#### What the task requires
Below are records; count the lines that contain "Index" and give only the total.

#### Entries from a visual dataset
****************
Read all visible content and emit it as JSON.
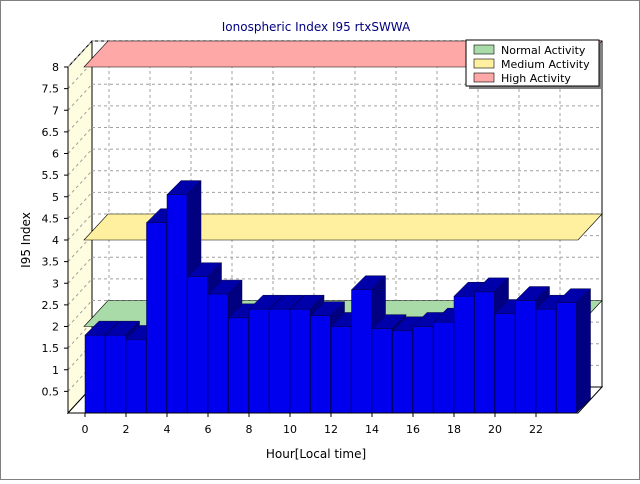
{
  "chart_data": {
    "type": "bar",
    "title": "Ionospheric Index I95 rtxSWWA",
    "xlabel": "Hour[Local time]",
    "ylabel": "I95 Index",
    "ylim": [
      0,
      8
    ],
    "yticks": [
      "0.5",
      "1",
      "1.5",
      "2",
      "2.5",
      "3",
      "3.5",
      "4",
      "4.5",
      "5",
      "5.5",
      "6",
      "6.5",
      "7",
      "7.5",
      "8"
    ],
    "xticks": [
      "0",
      "2",
      "4",
      "6",
      "8",
      "10",
      "12",
      "14",
      "16",
      "18",
      "20",
      "22"
    ],
    "hours": [
      0,
      1,
      2,
      3,
      4,
      5,
      6,
      7,
      8,
      9,
      10,
      11,
      12,
      13,
      14,
      15,
      16,
      17,
      18,
      19,
      20,
      21,
      22,
      23
    ],
    "values": [
      1.8,
      1.8,
      1.7,
      4.4,
      5.05,
      3.15,
      2.75,
      2.2,
      2.4,
      2.4,
      2.4,
      2.25,
      2.0,
      2.85,
      1.95,
      1.9,
      2.0,
      2.1,
      2.7,
      2.8,
      2.3,
      2.6,
      2.4,
      2.55
    ],
    "bar_color": "#0000ee",
    "bar_top_color": "#0000aa",
    "bar_side_color": "#000080",
    "grid": true,
    "legend_position": "top-right",
    "bands": [
      {
        "name": "Normal Activity",
        "level": 2.0,
        "color": "#a8dba8"
      },
      {
        "name": "Medium Activity",
        "level": 4.0,
        "color": "#fff0a0"
      },
      {
        "name": "High Activity",
        "level": 8.0,
        "color": "#ffa8a8"
      }
    ]
  }
}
****************
#### Task solution
2